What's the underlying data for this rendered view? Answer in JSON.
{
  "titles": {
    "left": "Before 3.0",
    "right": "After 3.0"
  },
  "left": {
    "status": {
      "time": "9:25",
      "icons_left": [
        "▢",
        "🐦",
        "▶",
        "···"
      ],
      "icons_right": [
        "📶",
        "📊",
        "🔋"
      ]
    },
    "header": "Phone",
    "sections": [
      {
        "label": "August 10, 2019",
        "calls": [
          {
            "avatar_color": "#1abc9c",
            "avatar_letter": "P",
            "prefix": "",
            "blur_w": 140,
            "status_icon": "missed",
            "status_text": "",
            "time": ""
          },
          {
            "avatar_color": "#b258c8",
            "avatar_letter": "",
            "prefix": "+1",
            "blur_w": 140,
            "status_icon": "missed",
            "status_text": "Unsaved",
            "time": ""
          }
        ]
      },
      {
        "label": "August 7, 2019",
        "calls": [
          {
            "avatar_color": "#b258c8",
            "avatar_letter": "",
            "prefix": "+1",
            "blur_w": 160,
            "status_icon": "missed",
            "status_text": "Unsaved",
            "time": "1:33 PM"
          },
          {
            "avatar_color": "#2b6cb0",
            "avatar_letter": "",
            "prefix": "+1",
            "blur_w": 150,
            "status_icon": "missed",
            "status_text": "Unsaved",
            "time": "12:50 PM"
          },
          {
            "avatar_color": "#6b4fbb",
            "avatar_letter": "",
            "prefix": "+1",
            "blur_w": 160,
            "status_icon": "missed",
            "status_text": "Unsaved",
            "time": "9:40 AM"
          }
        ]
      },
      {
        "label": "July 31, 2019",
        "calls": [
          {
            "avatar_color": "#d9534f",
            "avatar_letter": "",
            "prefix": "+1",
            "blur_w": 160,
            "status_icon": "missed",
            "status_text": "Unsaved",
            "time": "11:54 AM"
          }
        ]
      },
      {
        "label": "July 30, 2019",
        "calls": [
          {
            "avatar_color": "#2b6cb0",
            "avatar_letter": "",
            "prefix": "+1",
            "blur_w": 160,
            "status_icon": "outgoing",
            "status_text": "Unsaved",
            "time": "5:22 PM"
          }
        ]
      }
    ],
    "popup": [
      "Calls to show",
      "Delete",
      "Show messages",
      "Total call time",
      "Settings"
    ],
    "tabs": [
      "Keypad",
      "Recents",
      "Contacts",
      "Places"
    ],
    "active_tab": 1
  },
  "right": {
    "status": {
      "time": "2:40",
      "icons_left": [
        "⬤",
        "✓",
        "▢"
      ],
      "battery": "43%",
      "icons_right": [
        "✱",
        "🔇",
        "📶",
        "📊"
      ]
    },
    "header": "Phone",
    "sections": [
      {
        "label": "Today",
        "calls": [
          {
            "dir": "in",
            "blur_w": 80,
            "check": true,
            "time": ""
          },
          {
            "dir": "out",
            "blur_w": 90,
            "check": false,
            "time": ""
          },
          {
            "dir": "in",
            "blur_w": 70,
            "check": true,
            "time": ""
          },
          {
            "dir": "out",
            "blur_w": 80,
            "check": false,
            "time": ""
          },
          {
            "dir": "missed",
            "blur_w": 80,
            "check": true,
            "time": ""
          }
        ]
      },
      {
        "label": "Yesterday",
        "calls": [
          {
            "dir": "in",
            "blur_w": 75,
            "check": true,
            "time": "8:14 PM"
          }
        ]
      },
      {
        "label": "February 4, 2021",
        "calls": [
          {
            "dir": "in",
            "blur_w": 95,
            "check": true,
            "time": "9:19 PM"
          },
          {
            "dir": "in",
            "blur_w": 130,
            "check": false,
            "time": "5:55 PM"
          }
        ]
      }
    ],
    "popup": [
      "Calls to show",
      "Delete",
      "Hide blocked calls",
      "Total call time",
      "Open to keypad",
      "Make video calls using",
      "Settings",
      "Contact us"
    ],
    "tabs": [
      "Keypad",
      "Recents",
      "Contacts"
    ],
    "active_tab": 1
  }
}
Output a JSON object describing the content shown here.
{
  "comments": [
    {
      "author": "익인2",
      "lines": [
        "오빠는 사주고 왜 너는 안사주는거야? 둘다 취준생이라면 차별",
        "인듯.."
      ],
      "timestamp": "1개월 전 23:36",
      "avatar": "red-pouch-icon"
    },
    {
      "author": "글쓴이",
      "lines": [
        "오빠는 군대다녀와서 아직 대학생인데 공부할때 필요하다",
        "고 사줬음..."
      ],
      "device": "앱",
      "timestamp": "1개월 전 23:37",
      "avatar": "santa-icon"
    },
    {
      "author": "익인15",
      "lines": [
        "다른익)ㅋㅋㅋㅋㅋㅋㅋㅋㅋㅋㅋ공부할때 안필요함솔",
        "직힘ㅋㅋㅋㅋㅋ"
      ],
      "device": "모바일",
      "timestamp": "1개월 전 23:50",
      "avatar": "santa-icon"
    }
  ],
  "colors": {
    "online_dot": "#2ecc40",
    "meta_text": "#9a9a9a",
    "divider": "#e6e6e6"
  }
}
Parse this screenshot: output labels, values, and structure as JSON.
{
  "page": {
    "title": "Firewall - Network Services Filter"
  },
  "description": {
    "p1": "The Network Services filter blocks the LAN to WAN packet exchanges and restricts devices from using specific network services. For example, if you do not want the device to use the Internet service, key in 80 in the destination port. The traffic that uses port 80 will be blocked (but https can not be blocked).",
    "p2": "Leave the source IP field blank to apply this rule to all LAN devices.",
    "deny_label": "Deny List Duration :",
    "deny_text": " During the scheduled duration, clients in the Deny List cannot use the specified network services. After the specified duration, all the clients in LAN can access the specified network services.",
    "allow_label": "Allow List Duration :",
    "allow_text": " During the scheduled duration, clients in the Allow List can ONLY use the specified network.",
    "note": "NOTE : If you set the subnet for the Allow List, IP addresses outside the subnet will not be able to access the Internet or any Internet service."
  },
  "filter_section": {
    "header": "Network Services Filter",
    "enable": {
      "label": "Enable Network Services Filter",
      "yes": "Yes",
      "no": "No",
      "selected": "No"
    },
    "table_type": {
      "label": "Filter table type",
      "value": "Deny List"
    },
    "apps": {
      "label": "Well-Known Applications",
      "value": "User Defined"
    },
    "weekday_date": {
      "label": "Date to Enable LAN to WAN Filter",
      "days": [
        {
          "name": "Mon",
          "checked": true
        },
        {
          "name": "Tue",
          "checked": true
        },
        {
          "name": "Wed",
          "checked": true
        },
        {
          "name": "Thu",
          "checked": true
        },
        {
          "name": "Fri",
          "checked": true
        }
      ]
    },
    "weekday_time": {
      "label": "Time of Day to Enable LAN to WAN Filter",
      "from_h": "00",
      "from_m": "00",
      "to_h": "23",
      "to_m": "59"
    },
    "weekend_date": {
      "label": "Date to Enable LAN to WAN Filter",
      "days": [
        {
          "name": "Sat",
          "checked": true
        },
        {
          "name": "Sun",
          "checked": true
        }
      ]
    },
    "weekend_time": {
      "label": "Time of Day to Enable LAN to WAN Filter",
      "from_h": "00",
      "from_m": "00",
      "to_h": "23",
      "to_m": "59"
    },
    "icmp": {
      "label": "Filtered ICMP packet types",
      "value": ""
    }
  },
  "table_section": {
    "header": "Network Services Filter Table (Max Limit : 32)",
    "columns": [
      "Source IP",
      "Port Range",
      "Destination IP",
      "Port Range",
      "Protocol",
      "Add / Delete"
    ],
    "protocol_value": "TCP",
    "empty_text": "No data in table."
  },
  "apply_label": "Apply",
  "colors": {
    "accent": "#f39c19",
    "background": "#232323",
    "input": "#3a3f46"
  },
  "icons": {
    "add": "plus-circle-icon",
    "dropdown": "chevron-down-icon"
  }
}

◆ ◆ ◆ ◆ ◆

Short problem: Copy every line verbatim.

Solution to the exercise:
What's the underlying data for this rendered view? Answer in JSON.
{
  "titles": {
    "left": "Before 3.0",
    "right": "After 3.0"
  },
  "left": {
    "status": {
      "time": "9:25",
      "icons_left": [
        "▢",
        "🐦",
        "▶",
        "···"
      ],
      "icons_right": [
        "📶",
        "📊",
        "🔋"
      ]
    },
    "header": "Phone",
    "sections": [
      {
        "label": "August 10, 2019",
        "calls": [
          {
            "avatar_color": "#1abc9c",
            "avatar_letter": "P",
            "prefix": "",
            "blur_w": 140,
            "status_icon": "missed",
            "status_text": "",
            "time": ""
          },
          {
            "avatar_color": "#b258c8",
            "avatar_letter": "",
            "prefix": "+1",
            "blur_w": 140,
            "status_icon": "missed",
            "status_text": "Unsaved",
            "time": ""
          }
        ]
      },
      {
        "label": "August 7, 2019",
        "calls": [
          {
            "avatar_color": "#b258c8",
            "avatar_letter": "",
            "prefix": "+1",
            "blur_w": 160,
            "status_icon": "missed",
            "status_text": "Unsaved",
            "time": "1:33 PM"
          },
          {
            "avatar_color": "#2b6cb0",
            "avatar_letter": "",
            "prefix": "+1",
            "blur_w": 150,
            "status_icon": "missed",
            "status_text": "Unsaved",
            "time": "12:50 PM"
          },
          {
            "avatar_color": "#6b4fbb",
            "avatar_letter": "",
            "prefix": "+1",
            "blur_w": 160,
            "status_icon": "missed",
            "status_text": "Unsaved",
            "time": "9:40 AM"
          }
        ]
      },
      {
        "label": "July 31, 2019",
        "calls": [
          {
            "avatar_color": "#d9534f",
            "avatar_letter": "",
            "prefix": "+1",
            "blur_w": 160,
            "status_icon": "missed",
            "status_text": "Unsaved",
            "time": "11:54 AM"
          }
        ]
      },
      {
        "label": "July 30, 2019",
        "calls": [
          {
            "avatar_color": "#2b6cb0",
            "avatar_letter": "",
            "prefix": "+1",
            "blur_w": 160,
            "status_icon": "outgoing",
            "status_text": "Unsaved",
            "time": "5:22 PM"
          }
        ]
      }
    ],
    "popup": [
      "Calls to show",
      "Delete",
      "Show messages",
      "Total call time",
      "Settings"
    ],
    "tabs": [
      "Keypad",
      "Recents",
      "Contacts",
      "Places"
    ],
    "active_tab": 1
  },
  "right": {
    "status": {
      "time": "2:40",
      "icons_left": [
        "⬤",
        "✓",
        "▢"
      ],
      "battery": "43%",
      "icons_right": [
        "✱",
        "🔇",
        "📶",
        "📊"
      ]
    },
    "header": "Phone",
    "sections": [
      {
        "label": "Today",
        "calls": [
          {
            "dir": "in",
            "blur_w": 80,
            "check": true,
            "time": ""
          },
          {
            "dir": "out",
            "blur_w": 90,
            "check": false,
            "time": ""
          },
          {
            "dir": "in",
            "blur_w": 70,
            "check": true,
            "time": ""
          },
          {
            "dir": "out",
            "blur_w": 80,
            "check": false,
            "time": ""
          },
          {
            "dir": "missed",
            "blur_w": 80,
            "check": true,
            "time": ""
          }
        ]
      },
      {
        "label": "Yesterday",
        "calls": [
          {
            "dir": "in",
            "blur_w": 75,
            "check": true,
            "time": "8:14 PM"
          }
        ]
      },
      {
        "label": "February 4, 2021",
        "calls": [
          {
            "dir": "in",
            "blur_w": 95,
            "check": true,
            "time": "9:19 PM"
          },
          {
            "dir": "in",
            "blur_w": 130,
            "check": false,
            "time": "5:55 PM"
          }
        ]
      }
    ],
    "popup": [
      "Calls to show",
      "Delete",
      "Hide blocked calls",
      "Total call time",
      "Open to keypad",
      "Make video calls using",
      "Settings",
      "Contact us"
    ],
    "tabs": [
      "Keypad",
      "Recents",
      "Contacts"
    ],
    "active_tab": 1
  }
}
Output a JSON object describing the content shown here.
{
  "comments": [
    {
      "author": "익인2",
      "lines": [
        "오빠는 사주고 왜 너는 안사주는거야? 둘다 취준생이라면 차별",
        "인듯.."
      ],
      "timestamp": "1개월 전 23:36",
      "avatar": "red-pouch-icon"
    },
    {
      "author": "글쓴이",
      "lines": [
        "오빠는 군대다녀와서 아직 대학생인데 공부할때 필요하다",
        "고 사줬음..."
      ],
      "device": "앱",
      "timestamp": "1개월 전 23:37",
      "avatar": "santa-icon"
    },
    {
      "author": "익인15",
      "lines": [
        "다른익)ㅋㅋㅋㅋㅋㅋㅋㅋㅋㅋㅋ공부할때 안필요함솔",
        "직힘ㅋㅋㅋㅋㅋ"
      ],
      "device": "모바일",
      "timestamp": "1개월 전 23:50",
      "avatar": "santa-icon"
    }
  ],
  "colors": {
    "online_dot": "#2ecc40",
    "meta_text": "#9a9a9a",
    "divider": "#e6e6e6"
  }
}
Parse this screenshot: output labels, values, and structure as JSON.
{
  "page": {
    "title": "Firewall - Network Services Filter"
  },
  "description": {
    "p1": "The Network Services filter blocks the LAN to WAN packet exchanges and restricts devices from using specific network services. For example, if you do not want the device to use the Internet service, key in 80 in the destination port. The traffic that uses port 80 will be blocked (but https can not be blocked).",
    "p2": "Leave the source IP field blank to apply this rule to all LAN devices.",
    "deny_label": "Deny List Duration :",
    "deny_text": " During the scheduled duration, clients in the Deny List cannot use the specified network services. After the specified duration, all the clients in LAN can access the specified network services.",
    "allow_label": "Allow List Duration :",
    "allow_text": " During the scheduled duration, clients in the Allow List can ONLY use the specified network.",
    "note": "NOTE : If you set the subnet for the Allow List, IP addresses outside the subnet will not be able to access the Internet or any Internet service."
  },
  "filter_section": {
    "header": "Network Services Filter",
    "enable": {
      "label": "Enable Network Services Filter",
      "yes": "Yes",
      "no": "No",
      "selected": "No"
    },
    "table_type": {
      "label": "Filter table type",
      "value": "Deny List"
    },
    "apps": {
      "label": "Well-Known Applications",
      "value": "User Defined"
    },
    "weekday_date": {
      "label": "Date to Enable LAN to WAN Filter",
      "days": [
        {
          "name": "Mon",
          "checked": true
        },
        {
          "name": "Tue",
          "checked": true
        },
        {
          "name": "Wed",
          "checked": true
        },
        {
          "name": "Thu",
          "checked": true
        },
        {
          "name": "Fri",
          "checked": true
        }
      ]
    },
    "weekday_time": {
      "label": "Time of Day to Enable LAN to WAN Filter",
      "from_h": "00",
      "from_m": "00",
      "to_h": "23",
      "to_m": "59"
    },
    "weekend_date": {
      "label": "Date to Enable LAN to WAN Filter",
      "days": [
        {
          "name": "Sat",
          "checked": true
        },
        {
          "name": "Sun",
          "checked": true
        }
      ]
    },
    "weekend_time": {
      "label": "Time of Day to Enable LAN to WAN Filter",
      "from_h": "00",
      "from_m": "00",
      "to_h": "23",
      "to_m": "59"
    },
    "icmp": {
      "label": "Filtered ICMP packet types",
      "value": ""
    }
  },
  "table_section": {
    "header": "Network Services Filter Table (Max Limit : 32)",
    "columns": [
      "Source IP",
      "Port Range",
      "Destination IP",
      "Port Range",
      "Protocol",
      "Add / Delete"
    ],
    "protocol_value": "TCP",
    "empty_text": "No data in table."
  },
  "apply_label": "Apply",
  "colors": {
    "accent": "#f39c19",
    "background": "#232323",
    "input": "#3a3f46"
  },
  "icons": {
    "add": "plus-circle-icon",
    "dropdown": "chevron-down-icon"
  }
}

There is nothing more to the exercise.